• _Exercise task_
Copy verbatim the span of lines beginning at the line that contains "Read this page and output its text content." and ending with the final line of the data. Exclude pictures from the copy.

──────────

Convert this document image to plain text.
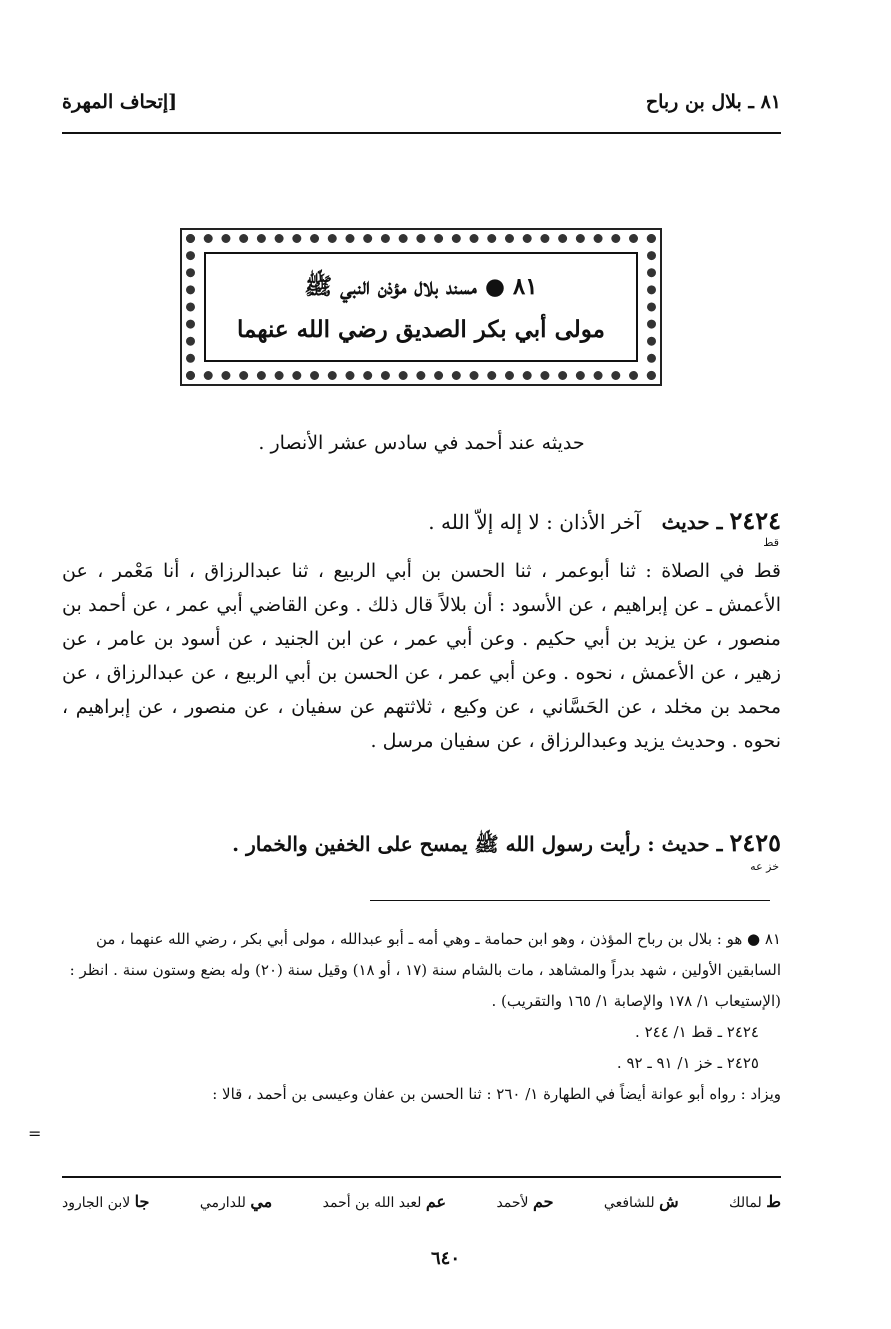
٨١ ـ بلال بن رباح
[إتحاف المهرة
٨١ ● مسند بلال مؤذن النبي ﷺ
مولى أبي بكر الصديق رضي الله عنهما
حديثه عند أحمد في سادس عشر الأنصار .
٢٤٢٤ ـ حديث   آخر الأذان : لا إله إلاّ الله .
قط
قط في الصلاة : ثنا أبوعمر ، ثنا الحسن بن أبي الربيع ، ثنا عبدالرزاق ، أنا مَعْمر ، عن الأعمش ـ عن إبراهيم ، عن الأسود : أن بلالاً قال ذلك . وعن القاضي أبي عمر ، عن أحمد بن منصور ، عن يزيد بن أبي حكيم . وعن أبي عمر ، عن ابن الجنيد ، عن أسود بن عامر ، عن زهير ، عن الأعمش ، نحوه . وعن أبي عمر ، عن الحسن بن أبي الربيع ، عن عبدالرزاق ، عن محمد بن مخلد ، عن الحَسَّاني ، عن وكيع ، ثلاثتهم عن سفيان ، عن منصور ، عن إبراهيم ، نحوه . وحديث يزيد وعبدالرزاق ، عن سفيان مرسل .
٢٤٢٥ ـ حديث : رأيت رسول الله ﷺ يمسح على الخفين والخمار .
خز عه

٨١ ● هو : بلال بن رباح المؤذن ، وهو ابن حمامة ـ وهي أمه ـ أبو عبدالله ، مولى أبي بكر ، رضي الله عنهما ، من السابقين الأولين ، شهد بدراً والمشاهد ، مات بالشام سنة (١٧ ، أو ١٨) وقيل سنة (٢٠) وله بضع وستون سنة . انظر : (الإستيعاب ١/ ١٧٨ والإصابة ١/ ١٦٥ والتقريب) .

٢٤٢٤ ـ قط ١/ ٢٤٤ .

٢٤٢٥ ـ خز ١/ ٩١ ـ ٩٢ .

ويزاد : رواه أبو عوانة أيضاً في الطهارة ١/ ٢٦٠ : ثنا الحسن بن عفان وعيسى بن أحمد ، قالا :

=
ط لمالك
ش للشافعي
حم لأحمد
عم لعبد الله بن أحمد
مي للدارمي
جا لابن الجارود
٦٤٠
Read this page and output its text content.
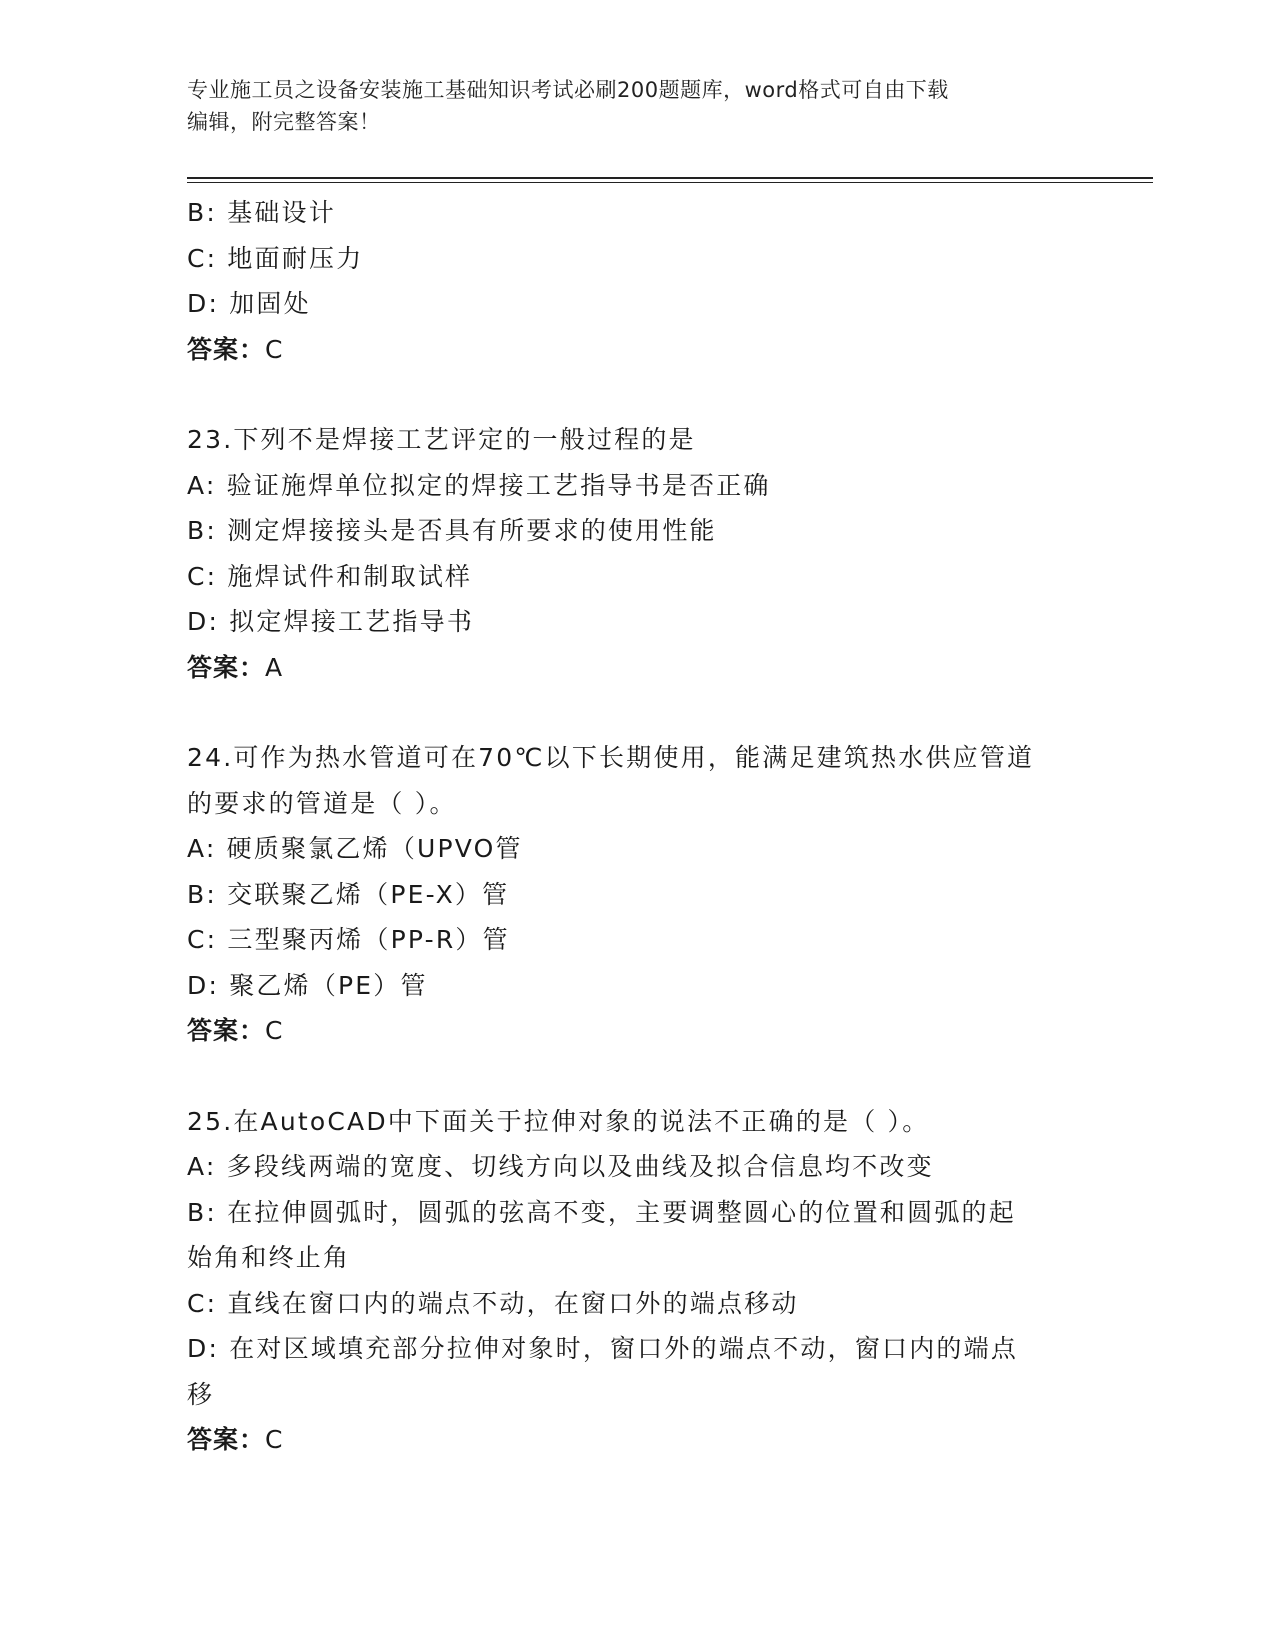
专业施工员之设备安装施工基础知识考试必刷200题题库，word格式可自由下载
编辑，附完整答案！
B: 基础设计
C: 地面耐压力
D: 加固处
答案：C
23.下列不是焊接工艺评定的一般过程的是
A: 验证施焊单位拟定的焊接工艺指导书是否正确
B: 测定焊接接头是否具有所要求的使用性能
C: 施焊试件和制取试样
D: 拟定焊接工艺指导书
答案：A
24.可作为热水管道可在70℃以下长期使用，能满足建筑热水供应管道
的要求的管道是（ ）。
A: 硬质聚氯乙烯（UPVO管
B: 交联聚乙烯（PE-X）管
C: 三型聚丙烯（PP-R）管
D: 聚乙烯（PE）管
答案：C
25.在AutoCAD中下面关于拉伸对象的说法不正确的是（ ）。
A: 多段线两端的宽度、切线方向以及曲线及拟合信息均不改变
B: 在拉伸圆弧时，圆弧的弦高不变，主要调整圆心的位置和圆弧的起
始角和终止角
C: 直线在窗口内的端点不动，在窗口外的端点移动
D: 在对区域填充部分拉伸对象时，窗口外的端点不动，窗口内的端点
移
答案：C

──────────

• _Exercise output_
Read this page and output its text content.
专业施工员之设备安装施工基础知识考试必刷200题题库，word格式可自由下载
编辑，附完整答案！
B: 基础设计
C: 地面耐压力
D: 加固处
答案：C
23.下列不是焊接工艺评定的一般过程的是
A: 验证施焊单位拟定的焊接工艺指导书是否正确
B: 测定焊接接头是否具有所要求的使用性能
C: 施焊试件和制取试样
D: 拟定焊接工艺指导书
答案：A
24.可作为热水管道可在70℃以下长期使用，能满足建筑热水供应管道
的要求的管道是（ ）。
A: 硬质聚氯乙烯（UPVO管
B: 交联聚乙烯（PE-X）管
C: 三型聚丙烯（PP-R）管
D: 聚乙烯（PE）管
答案：C
25.在AutoCAD中下面关于拉伸对象的说法不正确的是（ ）。
A: 多段线两端的宽度、切线方向以及曲线及拟合信息均不改变
B: 在拉伸圆弧时，圆弧的弦高不变，主要调整圆心的位置和圆弧的起
始角和终止角
C: 直线在窗口内的端点不动，在窗口外的端点移动
D: 在对区域填充部分拉伸对象时，窗口外的端点不动，窗口内的端点
移
答案：C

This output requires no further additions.